==== Available records ====
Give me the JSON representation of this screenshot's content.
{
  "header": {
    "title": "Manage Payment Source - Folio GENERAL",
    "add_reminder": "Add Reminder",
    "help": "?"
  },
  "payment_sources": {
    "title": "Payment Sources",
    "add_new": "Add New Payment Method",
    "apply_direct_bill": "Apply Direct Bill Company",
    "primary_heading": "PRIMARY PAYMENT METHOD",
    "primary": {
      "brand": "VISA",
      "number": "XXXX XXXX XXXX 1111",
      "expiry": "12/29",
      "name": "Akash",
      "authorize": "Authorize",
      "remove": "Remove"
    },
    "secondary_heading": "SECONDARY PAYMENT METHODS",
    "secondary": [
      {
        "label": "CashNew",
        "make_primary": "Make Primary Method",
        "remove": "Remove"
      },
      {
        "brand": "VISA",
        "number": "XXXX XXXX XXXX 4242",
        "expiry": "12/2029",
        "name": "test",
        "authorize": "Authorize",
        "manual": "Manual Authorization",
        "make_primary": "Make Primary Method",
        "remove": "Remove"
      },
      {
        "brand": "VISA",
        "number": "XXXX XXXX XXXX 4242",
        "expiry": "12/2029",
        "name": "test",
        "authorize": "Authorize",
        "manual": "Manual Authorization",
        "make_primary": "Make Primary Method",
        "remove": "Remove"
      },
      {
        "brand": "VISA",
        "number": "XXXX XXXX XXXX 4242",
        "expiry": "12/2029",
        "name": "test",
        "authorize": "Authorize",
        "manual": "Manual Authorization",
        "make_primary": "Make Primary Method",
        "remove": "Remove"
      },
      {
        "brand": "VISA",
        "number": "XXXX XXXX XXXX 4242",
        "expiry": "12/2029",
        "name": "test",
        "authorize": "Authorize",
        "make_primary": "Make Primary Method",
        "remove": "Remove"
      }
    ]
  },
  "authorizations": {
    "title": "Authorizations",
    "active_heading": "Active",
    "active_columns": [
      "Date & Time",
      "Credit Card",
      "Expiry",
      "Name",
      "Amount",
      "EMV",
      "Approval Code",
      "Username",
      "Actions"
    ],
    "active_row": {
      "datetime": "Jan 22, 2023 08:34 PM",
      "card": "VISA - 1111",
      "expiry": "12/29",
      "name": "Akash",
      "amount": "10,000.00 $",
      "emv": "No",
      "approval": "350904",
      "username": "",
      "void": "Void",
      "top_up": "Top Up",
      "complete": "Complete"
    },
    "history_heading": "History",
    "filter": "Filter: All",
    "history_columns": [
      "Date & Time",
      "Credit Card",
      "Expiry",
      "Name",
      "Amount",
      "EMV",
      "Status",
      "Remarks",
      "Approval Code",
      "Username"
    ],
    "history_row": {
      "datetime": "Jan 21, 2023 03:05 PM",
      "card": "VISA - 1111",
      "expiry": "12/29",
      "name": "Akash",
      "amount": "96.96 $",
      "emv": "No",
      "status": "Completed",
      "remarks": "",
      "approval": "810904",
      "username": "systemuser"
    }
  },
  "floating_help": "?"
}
====
◆ **What you need to do**: Repeat the data above exactly.

◆ **Output**:
Give me the JSON representation of this screenshot's content.
{
  "header": {
    "title": "Manage Payment Source - Folio GENERAL",
    "add_reminder": "Add Reminder",
    "help": "?"
  },
  "payment_sources": {
    "title": "Payment Sources",
    "add_new": "Add New Payment Method",
    "apply_direct_bill": "Apply Direct Bill Company",
    "primary_heading": "PRIMARY PAYMENT METHOD",
    "primary": {
      "brand": "VISA",
      "number": "XXXX XXXX XXXX 1111",
      "expiry": "12/29",
      "name": "Akash",
      "authorize": "Authorize",
      "remove": "Remove"
    },
    "secondary_heading": "SECONDARY PAYMENT METHODS",
    "secondary": [
      {
        "label": "CashNew",
        "make_primary": "Make Primary Method",
        "remove": "Remove"
      },
      {
        "brand": "VISA",
        "number": "XXXX XXXX XXXX 4242",
        "expiry": "12/2029",
        "name": "test",
        "authorize": "Authorize",
        "manual": "Manual Authorization",
        "make_primary": "Make Primary Method",
        "remove": "Remove"
      },
      {
        "brand": "VISA",
        "number": "XXXX XXXX XXXX 4242",
        "expiry": "12/2029",
        "name": "test",
        "authorize": "Authorize",
        "manual": "Manual Authorization",
        "make_primary": "Make Primary Method",
        "remove": "Remove"
      },
      {
        "brand": "VISA",
        "number": "XXXX XXXX XXXX 4242",
        "expiry": "12/2029",
        "name": "test",
        "authorize": "Authorize",
        "manual": "Manual Authorization",
        "make_primary": "Make Primary Method",
        "remove": "Remove"
      },
      {
        "brand": "VISA",
        "number": "XXXX XXXX XXXX 4242",
        "expiry": "12/2029",
        "name": "test",
        "authorize": "Authorize",
        "make_primary": "Make Primary Method",
        "remove": "Remove"
      }
    ]
  },
  "authorizations": {
    "title": "Authorizations",
    "active_heading": "Active",
    "active_columns": [
      "Date & Time",
      "Credit Card",
      "Expiry",
      "Name",
      "Amount",
      "EMV",
      "Approval Code",
      "Username",
      "Actions"
    ],
    "active_row": {
      "datetime": "Jan 22, 2023 08:34 PM",
      "card": "VISA - 1111",
      "expiry": "12/29",
      "name": "Akash",
      "amount": "10,000.00 $",
      "emv": "No",
      "approval": "350904",
      "username": "",
      "void": "Void",
      "top_up": "Top Up",
      "complete": "Complete"
    },
    "history_heading": "History",
    "filter": "Filter: All",
    "history_columns": [
      "Date & Time",
      "Credit Card",
      "Expiry",
      "Name",
      "Amount",
      "EMV",
      "Status",
      "Remarks",
      "Approval Code",
      "Username"
    ],
    "history_row": {
      "datetime": "Jan 21, 2023 03:05 PM",
      "card": "VISA - 1111",
      "expiry": "12/29",
      "name": "Akash",
      "amount": "96.96 $",
      "emv": "No",
      "status": "Completed",
      "remarks": "",
      "approval": "810904",
      "username": "systemuser"
    }
  },
  "floating_help": "?"
}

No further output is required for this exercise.